> Your goal
Repeat the records word for word, excluding any picture.

> Exercise materials
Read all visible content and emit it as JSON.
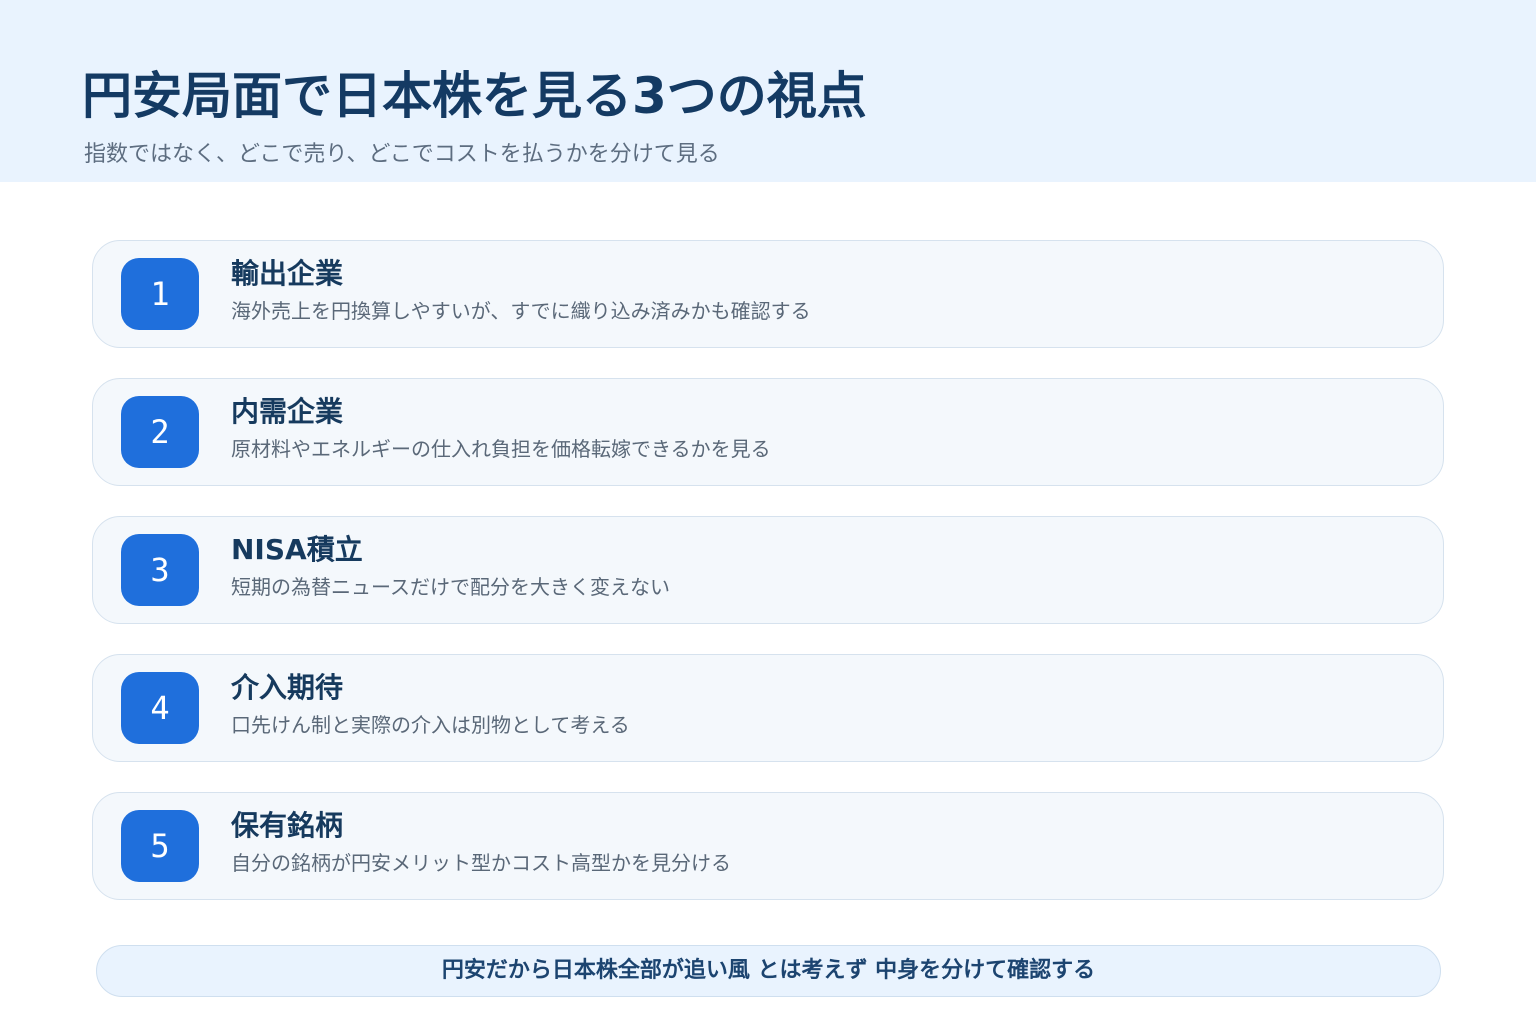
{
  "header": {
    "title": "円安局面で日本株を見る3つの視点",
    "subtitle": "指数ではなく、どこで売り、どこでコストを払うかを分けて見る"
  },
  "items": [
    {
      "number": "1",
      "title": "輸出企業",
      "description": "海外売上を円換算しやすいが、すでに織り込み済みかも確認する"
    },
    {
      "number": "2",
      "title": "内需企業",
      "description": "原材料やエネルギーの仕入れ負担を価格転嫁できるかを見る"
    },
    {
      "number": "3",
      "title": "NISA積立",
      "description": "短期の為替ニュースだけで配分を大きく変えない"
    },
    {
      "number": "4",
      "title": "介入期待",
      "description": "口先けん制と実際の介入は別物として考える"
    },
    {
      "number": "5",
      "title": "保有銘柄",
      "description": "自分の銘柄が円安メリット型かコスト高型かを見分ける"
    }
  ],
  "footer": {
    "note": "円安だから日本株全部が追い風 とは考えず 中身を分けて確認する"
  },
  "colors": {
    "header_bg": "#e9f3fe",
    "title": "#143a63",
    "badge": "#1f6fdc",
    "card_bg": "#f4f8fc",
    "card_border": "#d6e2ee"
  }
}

> Finished exercise
Read all visible content and emit it as JSON.
{
  "header": {
    "title": "円安局面で日本株を見る3つの視点",
    "subtitle": "指数ではなく、どこで売り、どこでコストを払うかを分けて見る"
  },
  "items": [
    {
      "number": "1",
      "title": "輸出企業",
      "description": "海外売上を円換算しやすいが、すでに織り込み済みかも確認する"
    },
    {
      "number": "2",
      "title": "内需企業",
      "description": "原材料やエネルギーの仕入れ負担を価格転嫁できるかを見る"
    },
    {
      "number": "3",
      "title": "NISA積立",
      "description": "短期の為替ニュースだけで配分を大きく変えない"
    },
    {
      "number": "4",
      "title": "介入期待",
      "description": "口先けん制と実際の介入は別物として考える"
    },
    {
      "number": "5",
      "title": "保有銘柄",
      "description": "自分の銘柄が円安メリット型かコスト高型かを見分ける"
    }
  ],
  "footer": {
    "note": "円安だから日本株全部が追い風 とは考えず 中身を分けて確認する"
  },
  "colors": {
    "header_bg": "#e9f3fe",
    "title": "#143a63",
    "badge": "#1f6fdc",
    "card_bg": "#f4f8fc",
    "card_border": "#d6e2ee"
  }
}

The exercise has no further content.